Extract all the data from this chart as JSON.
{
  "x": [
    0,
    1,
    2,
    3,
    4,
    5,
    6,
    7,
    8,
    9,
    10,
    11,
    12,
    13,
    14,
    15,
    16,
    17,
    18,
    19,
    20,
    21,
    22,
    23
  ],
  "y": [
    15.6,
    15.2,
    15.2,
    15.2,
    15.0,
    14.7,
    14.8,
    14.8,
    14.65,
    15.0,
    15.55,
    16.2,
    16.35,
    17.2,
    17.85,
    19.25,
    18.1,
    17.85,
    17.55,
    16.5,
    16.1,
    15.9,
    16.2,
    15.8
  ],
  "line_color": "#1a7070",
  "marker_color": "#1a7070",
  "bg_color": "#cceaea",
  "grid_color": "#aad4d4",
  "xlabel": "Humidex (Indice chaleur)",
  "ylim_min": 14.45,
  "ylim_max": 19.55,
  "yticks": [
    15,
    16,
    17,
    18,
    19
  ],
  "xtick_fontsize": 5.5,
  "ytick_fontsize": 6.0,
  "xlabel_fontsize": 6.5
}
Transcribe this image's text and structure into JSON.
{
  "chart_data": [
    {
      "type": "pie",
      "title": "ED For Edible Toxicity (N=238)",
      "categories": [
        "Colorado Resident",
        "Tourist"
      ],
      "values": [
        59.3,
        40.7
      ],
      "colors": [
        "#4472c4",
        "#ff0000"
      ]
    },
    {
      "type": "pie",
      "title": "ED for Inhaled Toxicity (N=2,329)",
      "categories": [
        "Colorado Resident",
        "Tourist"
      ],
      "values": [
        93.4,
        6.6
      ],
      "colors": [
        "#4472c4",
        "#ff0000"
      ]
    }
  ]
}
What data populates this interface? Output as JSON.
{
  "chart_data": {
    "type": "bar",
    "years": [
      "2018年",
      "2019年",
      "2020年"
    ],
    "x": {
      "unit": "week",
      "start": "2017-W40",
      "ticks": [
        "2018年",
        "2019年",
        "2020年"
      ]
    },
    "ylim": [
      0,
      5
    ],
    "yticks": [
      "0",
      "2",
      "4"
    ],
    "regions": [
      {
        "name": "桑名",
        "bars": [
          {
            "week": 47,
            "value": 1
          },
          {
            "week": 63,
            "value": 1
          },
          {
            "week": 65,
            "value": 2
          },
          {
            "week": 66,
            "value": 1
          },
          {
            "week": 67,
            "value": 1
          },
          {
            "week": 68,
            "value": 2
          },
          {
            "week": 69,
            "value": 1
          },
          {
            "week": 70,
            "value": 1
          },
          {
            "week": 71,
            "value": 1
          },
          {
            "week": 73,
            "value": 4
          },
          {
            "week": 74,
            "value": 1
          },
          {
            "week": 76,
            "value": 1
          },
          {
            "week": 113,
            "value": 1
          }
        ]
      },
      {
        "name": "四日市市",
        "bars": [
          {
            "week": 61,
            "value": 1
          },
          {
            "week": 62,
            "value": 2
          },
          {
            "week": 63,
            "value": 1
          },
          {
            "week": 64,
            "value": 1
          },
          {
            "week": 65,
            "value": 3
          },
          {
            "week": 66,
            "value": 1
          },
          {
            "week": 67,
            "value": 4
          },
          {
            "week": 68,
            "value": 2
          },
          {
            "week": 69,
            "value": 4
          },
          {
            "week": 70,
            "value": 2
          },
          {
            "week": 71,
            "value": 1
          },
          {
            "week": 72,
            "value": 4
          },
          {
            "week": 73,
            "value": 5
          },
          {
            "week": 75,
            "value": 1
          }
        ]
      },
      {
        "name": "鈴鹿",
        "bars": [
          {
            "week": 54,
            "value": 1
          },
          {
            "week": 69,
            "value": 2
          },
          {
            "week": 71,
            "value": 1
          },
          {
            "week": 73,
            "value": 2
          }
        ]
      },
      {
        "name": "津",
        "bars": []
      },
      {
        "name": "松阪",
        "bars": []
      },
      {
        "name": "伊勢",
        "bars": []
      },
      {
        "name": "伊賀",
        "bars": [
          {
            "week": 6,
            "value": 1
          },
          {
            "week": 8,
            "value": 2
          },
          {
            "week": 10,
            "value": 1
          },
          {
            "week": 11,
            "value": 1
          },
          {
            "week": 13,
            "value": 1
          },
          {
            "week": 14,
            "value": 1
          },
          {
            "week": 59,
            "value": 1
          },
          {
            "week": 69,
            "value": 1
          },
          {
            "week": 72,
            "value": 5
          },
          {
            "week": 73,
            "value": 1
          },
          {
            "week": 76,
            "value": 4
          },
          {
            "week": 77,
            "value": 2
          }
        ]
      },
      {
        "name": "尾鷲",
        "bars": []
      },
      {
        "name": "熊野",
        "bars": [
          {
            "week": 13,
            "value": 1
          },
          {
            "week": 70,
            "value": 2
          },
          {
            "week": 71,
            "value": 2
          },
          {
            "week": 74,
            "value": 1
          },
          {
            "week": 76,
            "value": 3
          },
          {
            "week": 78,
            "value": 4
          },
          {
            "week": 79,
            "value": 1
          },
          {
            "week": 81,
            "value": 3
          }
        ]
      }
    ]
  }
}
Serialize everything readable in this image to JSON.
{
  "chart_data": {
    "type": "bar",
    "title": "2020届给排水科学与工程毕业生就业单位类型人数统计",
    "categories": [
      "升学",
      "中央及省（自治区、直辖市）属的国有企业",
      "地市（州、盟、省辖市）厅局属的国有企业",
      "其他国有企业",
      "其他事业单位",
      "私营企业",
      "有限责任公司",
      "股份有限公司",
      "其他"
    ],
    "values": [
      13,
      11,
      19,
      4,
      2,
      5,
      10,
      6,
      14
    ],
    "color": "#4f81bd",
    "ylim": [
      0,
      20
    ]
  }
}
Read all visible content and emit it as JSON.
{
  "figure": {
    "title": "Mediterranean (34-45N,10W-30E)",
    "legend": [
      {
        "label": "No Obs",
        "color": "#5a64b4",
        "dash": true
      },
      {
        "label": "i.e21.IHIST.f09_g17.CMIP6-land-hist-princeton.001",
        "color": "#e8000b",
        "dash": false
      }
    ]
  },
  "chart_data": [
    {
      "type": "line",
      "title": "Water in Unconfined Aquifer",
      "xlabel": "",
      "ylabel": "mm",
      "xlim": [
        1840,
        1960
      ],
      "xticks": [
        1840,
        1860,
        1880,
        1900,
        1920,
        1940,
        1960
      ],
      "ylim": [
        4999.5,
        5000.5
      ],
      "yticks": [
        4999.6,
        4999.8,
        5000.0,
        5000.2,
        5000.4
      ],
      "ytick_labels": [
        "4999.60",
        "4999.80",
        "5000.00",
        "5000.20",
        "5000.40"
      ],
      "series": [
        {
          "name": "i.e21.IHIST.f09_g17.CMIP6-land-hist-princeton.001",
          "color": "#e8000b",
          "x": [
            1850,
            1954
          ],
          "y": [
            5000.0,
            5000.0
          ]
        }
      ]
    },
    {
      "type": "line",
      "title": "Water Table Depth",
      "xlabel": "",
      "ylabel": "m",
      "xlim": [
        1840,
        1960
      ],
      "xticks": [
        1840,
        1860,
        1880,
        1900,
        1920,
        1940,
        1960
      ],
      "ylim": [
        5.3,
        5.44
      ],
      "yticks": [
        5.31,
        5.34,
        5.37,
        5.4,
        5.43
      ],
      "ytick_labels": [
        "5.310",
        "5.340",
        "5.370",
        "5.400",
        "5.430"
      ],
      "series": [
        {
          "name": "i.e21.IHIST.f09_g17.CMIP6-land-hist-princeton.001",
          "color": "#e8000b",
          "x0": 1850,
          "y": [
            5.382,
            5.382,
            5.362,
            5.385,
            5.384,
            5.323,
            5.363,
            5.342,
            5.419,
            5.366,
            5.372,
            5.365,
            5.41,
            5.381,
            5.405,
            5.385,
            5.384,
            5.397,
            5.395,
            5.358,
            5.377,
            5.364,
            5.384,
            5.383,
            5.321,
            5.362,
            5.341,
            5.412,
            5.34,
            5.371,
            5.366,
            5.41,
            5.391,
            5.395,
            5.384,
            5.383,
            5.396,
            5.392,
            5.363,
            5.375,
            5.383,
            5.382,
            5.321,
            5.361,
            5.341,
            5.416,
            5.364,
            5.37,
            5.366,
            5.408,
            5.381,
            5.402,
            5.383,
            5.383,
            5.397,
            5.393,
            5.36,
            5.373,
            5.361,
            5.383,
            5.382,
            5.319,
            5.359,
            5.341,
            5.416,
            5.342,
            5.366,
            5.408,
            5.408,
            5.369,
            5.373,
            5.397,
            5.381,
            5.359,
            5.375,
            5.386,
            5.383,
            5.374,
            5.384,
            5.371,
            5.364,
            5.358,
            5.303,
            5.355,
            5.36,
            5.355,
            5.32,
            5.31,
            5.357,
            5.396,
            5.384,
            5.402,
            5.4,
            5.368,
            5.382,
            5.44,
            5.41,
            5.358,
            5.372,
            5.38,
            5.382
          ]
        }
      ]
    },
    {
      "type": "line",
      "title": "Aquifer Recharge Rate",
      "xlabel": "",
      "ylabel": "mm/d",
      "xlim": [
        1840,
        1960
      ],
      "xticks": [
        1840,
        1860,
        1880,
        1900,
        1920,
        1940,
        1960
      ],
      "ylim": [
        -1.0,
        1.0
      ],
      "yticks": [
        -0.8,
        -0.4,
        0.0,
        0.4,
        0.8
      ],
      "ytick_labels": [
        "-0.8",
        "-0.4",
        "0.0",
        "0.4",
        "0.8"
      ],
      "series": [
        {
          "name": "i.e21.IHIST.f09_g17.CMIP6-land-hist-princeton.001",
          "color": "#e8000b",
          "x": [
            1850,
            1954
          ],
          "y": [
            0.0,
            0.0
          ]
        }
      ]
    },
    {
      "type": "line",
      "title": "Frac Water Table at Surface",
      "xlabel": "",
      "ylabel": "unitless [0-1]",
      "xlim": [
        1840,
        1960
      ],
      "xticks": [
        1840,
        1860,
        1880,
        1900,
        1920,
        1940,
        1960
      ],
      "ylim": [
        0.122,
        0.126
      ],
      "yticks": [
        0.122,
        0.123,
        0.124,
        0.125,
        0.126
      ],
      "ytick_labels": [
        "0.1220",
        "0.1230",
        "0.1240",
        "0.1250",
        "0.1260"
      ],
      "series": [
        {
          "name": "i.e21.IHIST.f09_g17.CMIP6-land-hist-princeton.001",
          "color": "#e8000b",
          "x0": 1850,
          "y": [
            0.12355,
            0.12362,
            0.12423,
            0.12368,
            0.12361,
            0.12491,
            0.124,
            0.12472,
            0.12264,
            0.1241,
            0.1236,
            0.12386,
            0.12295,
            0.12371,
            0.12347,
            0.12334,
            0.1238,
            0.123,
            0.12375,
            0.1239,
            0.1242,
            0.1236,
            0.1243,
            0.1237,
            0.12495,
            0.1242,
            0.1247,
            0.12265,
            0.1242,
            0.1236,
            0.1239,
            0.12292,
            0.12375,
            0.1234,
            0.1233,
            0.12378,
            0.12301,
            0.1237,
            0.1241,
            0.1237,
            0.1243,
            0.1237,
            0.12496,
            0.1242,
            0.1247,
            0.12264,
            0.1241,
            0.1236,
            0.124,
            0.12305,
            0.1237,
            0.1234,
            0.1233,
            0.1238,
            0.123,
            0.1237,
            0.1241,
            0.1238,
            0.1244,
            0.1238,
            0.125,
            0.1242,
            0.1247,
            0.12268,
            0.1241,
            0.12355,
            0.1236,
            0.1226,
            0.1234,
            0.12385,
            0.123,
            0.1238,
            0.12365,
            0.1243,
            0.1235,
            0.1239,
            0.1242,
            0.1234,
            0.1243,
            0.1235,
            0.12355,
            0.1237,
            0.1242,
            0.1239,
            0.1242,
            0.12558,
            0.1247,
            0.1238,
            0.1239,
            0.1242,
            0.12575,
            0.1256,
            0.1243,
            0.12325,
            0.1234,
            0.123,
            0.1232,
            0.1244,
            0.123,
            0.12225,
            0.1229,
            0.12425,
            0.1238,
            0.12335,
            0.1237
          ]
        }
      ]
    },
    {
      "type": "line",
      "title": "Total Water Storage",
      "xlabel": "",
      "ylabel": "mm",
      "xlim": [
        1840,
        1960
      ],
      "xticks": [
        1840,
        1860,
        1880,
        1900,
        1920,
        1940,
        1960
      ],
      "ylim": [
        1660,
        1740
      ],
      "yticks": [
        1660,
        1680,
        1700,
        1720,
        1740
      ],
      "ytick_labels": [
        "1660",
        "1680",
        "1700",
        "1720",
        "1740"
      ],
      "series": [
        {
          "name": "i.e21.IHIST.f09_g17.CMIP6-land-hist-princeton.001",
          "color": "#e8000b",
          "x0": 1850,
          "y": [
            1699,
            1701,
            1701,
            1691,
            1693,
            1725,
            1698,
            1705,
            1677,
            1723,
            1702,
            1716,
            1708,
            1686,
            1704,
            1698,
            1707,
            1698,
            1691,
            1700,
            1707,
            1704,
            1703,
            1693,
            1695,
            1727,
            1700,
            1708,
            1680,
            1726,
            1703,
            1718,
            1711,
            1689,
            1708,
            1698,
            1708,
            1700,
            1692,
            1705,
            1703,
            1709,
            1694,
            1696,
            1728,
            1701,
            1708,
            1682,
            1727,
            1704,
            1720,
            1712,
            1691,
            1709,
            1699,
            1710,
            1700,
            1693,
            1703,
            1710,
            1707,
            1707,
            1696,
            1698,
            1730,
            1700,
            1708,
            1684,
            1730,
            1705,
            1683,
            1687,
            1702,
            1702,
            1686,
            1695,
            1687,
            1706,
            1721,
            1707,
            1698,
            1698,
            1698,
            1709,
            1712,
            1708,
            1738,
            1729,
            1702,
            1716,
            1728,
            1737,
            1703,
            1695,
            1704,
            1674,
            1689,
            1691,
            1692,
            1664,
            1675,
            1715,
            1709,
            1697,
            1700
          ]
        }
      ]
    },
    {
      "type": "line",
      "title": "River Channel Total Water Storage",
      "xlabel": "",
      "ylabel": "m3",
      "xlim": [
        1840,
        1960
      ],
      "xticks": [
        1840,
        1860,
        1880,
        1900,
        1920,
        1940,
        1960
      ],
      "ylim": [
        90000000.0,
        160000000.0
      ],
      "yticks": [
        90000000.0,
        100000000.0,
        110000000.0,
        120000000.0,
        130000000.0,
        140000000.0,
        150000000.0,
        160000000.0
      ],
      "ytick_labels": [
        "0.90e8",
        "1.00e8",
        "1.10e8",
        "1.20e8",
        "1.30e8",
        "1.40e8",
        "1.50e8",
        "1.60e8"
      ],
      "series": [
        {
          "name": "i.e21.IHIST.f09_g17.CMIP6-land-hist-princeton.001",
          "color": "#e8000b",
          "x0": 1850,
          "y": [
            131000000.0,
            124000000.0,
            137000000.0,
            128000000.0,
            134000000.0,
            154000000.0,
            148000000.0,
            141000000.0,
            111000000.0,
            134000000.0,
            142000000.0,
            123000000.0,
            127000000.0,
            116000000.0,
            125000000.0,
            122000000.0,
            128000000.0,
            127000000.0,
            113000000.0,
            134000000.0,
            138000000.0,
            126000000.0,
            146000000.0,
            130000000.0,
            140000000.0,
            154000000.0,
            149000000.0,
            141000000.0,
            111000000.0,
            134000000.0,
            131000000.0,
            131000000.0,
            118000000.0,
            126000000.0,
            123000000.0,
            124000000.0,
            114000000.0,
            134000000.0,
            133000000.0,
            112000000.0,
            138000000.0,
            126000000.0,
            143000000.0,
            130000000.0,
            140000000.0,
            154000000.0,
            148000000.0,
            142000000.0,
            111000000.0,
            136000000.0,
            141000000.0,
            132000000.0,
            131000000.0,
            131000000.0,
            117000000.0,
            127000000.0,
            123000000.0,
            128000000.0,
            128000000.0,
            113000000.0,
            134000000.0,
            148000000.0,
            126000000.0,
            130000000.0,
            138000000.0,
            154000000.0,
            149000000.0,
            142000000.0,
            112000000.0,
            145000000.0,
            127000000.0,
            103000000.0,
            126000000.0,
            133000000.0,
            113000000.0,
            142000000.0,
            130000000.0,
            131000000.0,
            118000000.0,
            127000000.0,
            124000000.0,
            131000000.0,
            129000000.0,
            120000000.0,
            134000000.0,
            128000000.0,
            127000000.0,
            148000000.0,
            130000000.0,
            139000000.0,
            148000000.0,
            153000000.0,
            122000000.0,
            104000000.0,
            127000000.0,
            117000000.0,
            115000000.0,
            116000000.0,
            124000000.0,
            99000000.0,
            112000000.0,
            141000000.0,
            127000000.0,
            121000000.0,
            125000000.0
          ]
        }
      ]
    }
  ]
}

* _Your objective_: From the records above, pull out every line containing the word "Water".

* _The response_:
      "title": "Water in Unconfined Aquifer",
      "title": "Water Table Depth",
      "title": "Frac Water Table at Surface",
      "title": "Total Water Storage",
      "title": "River Channel Total Water Storage",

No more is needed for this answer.